Set task: A verbatim copy of the records is required, with all pictures left out.
──────── Records for processing
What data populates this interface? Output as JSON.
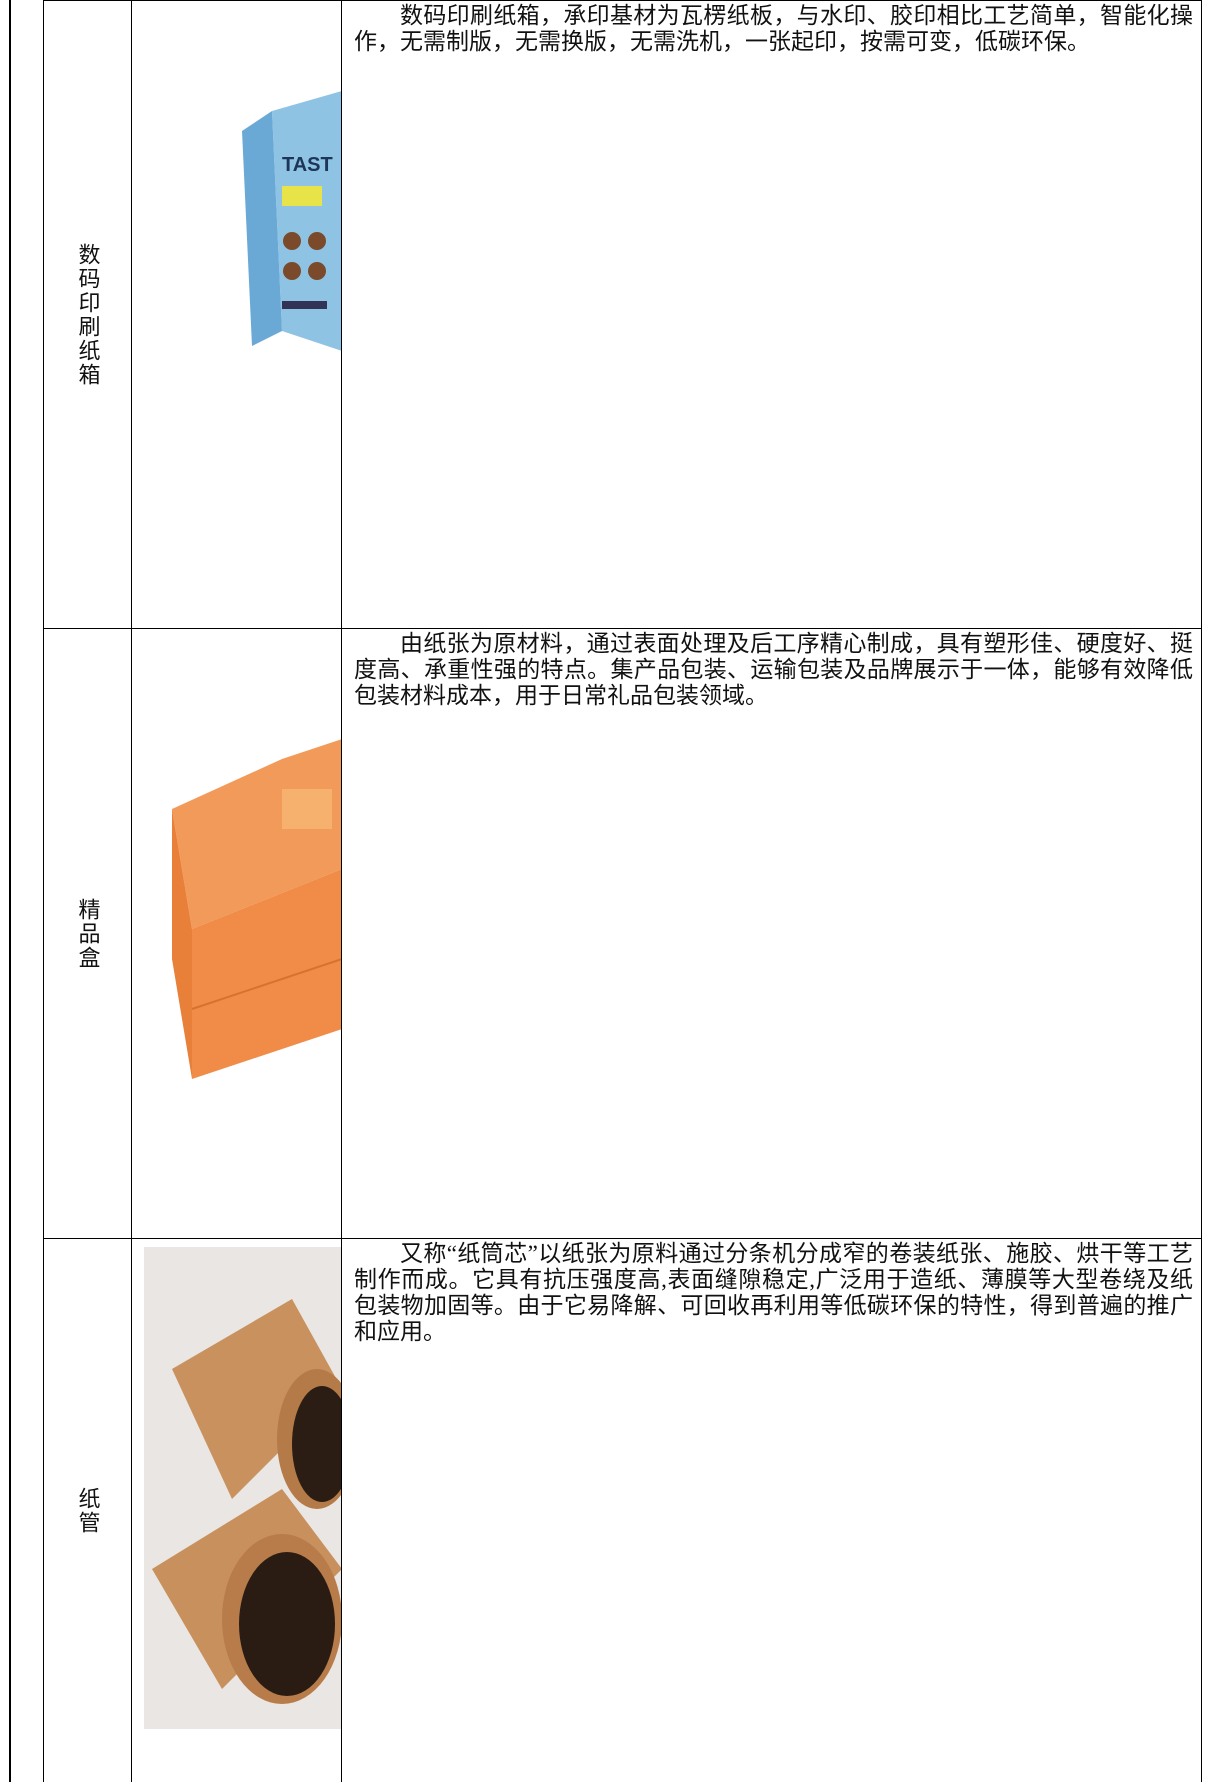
{
  "rows": [
    {
      "label": "数码印刷纸箱",
      "description": "数码印刷纸箱，承印基材为瓦楞纸板，与水印、胶印相比工艺简单，智能化操作，无需制版，无需换版，无需洗机，一张起印，按需可变，低碳环保。"
    },
    {
      "label": "精品盒",
      "description": "由纸张为原材料，通过表面处理及后工序精心制成，具有塑形佳、硬度好、挺度高、承重性强的特点。集产品包装、运输包装及品牌展示于一体，能够有效降低包装材料成本，用于日常礼品包装领域。"
    },
    {
      "label": "纸管",
      "description": "又称“纸筒芯”以纸张为原料通过分条机分成窄的卷装纸张、施胶、烘干等工艺制作而成。它具有抗压强度高,表面缝隙稳定,广泛用于造纸、薄膜等大型卷绕及纸包装物加固等。由于它易降解、可回收再利用等低碳环保的特性，得到普遍的推广和应用。"
    }
  ]
}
────────────────
Response to the exercise:
What data populates this interface? Output as JSON.
{
  "rows": [
    {
      "label": "数码印刷纸箱",
      "description": "数码印刷纸箱，承印基材为瓦楞纸板，与水印、胶印相比工艺简单，智能化操作，无需制版，无需换版，无需洗机，一张起印，按需可变，低碳环保。"
    },
    {
      "label": "精品盒",
      "description": "由纸张为原材料，通过表面处理及后工序精心制成，具有塑形佳、硬度好、挺度高、承重性强的特点。集产品包装、运输包装及品牌展示于一体，能够有效降低包装材料成本，用于日常礼品包装领域。"
    },
    {
      "label": "纸管",
      "description": "又称“纸筒芯”以纸张为原料通过分条机分成窄的卷装纸张、施胶、烘干等工艺制作而成。它具有抗压强度高,表面缝隙稳定,广泛用于造纸、薄膜等大型卷绕及纸包装物加固等。由于它易降解、可回收再利用等低碳环保的特性，得到普遍的推广和应用。"
    }
  ]
}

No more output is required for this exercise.